Take every line that has the string "下列说法正确的是" and copy it out.

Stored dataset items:
********
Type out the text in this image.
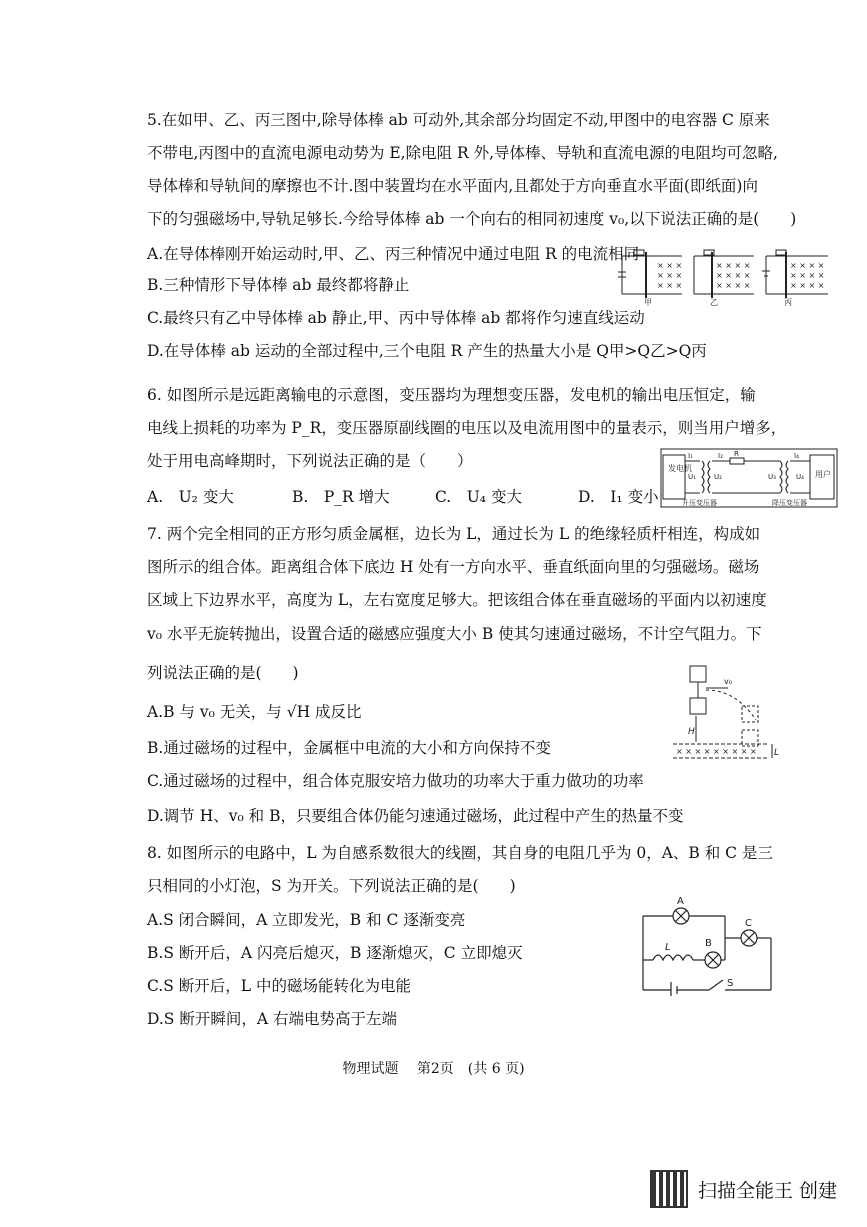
5.在如甲、乙、丙三图中,除导体棒 ab 可动外,其余部分均固定不动,甲图中的电容器 C 原来
不带电,丙图中的直流电源电动势为 E,除电阻 R 外,导体棒、导轨和直流电源的电阻均可忽略,
导体棒和导轨间的摩擦也不计.图中装置均在水平面内,且都处于方向垂直水平面(即纸面)向
下的匀强磁场中,导轨足够长.今给导体棒 ab 一个向右的相同初速度 v₀,以下说法正确的是(　　)
A.在导体棒刚开始运动时,甲、乙、丙三种情况中通过电阻 R 的电流相同
B.三种情形下导体棒 ab 最终都将静止
C.最终只有乙中导体棒 ab 静止,甲、丙中导体棒 ab 都将作匀速直线运动
D.在导体棒 ab 运动的全部过程中,三个电阻 R 产生的热量大小是 Q甲>Q乙>Q丙
× × ×
× × ×
× × ×
甲
× × × ×
× × × ×
× × × ×
乙
× × × ×
× × × ×
× × × ×
丙
6. 如图所示是远距离输电的示意图，变压器均为理想变压器，发电机的输出电压恒定，输
电线上损耗的功率为 P_R，变压器原副线圈的电压以及电流用图中的量表示，则当用户增多，
处于用电高峰期时，下列说法正确的是（　　）
A.　U₂ 变大	B.　P_R 增大	C.　U₄ 变大	D.　I₁ 变小
发电机
用户
U₁	U₂	U₃	U₄
I₁	I₂ R	I₄
升压变压器	降压变压器
7. 两个完全相同的正方形匀质金属框，边长为 L，通过长为 L 的绝缘轻质杆相连，构成如
图所示的组合体。距离组合体下底边 H 处有一方向水平、垂直纸面向里的匀强磁场。磁场
区域上下边界水平，高度为 L，左右宽度足够大。把该组合体在垂直磁场的平面内以初速度
v₀ 水平无旋转抛出，设置合适的磁感应强度大小 B 使其匀速通过磁场，不计空气阻力。下
列说法正确的是(　　)
A.B 与 v₀ 无关，与 √H 成反比
B.通过磁场的过程中，金属框中电流的大小和方向保持不变
C.通过磁场的过程中，组合体克服安培力做功的功率大于重力做功的功率
D.调节 H、v₀ 和 B，只要组合体仍能匀速通过磁场，此过程中产生的热量不变
× × × × × × × × ×
v₀
H
L
8. 如图所示的电路中，L 为自感系数很大的线圈，其自身的电阻几乎为 0，A、B 和 C 是三
只相同的小灯泡，S 为开关。下列说法正确的是(　　)
A.S 闭合瞬间，A 立即发光，B 和 C 逐渐变亮
B.S 断开后，A 闪亮后熄灭，B 逐渐熄灭，C 立即熄灭
C.S 断开后，L 中的磁场能转化为电能
D.S 断开瞬间，A 右端电势高于左端
A
L	B
C
S
物理试题　 第2页　(共 6 页)
扫描全能王 创建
********
Exercise response:
处于用电高峰期时，下列说法正确的是（　　）
只相同的小灯泡，S 为开关。下列说法正确的是(　　)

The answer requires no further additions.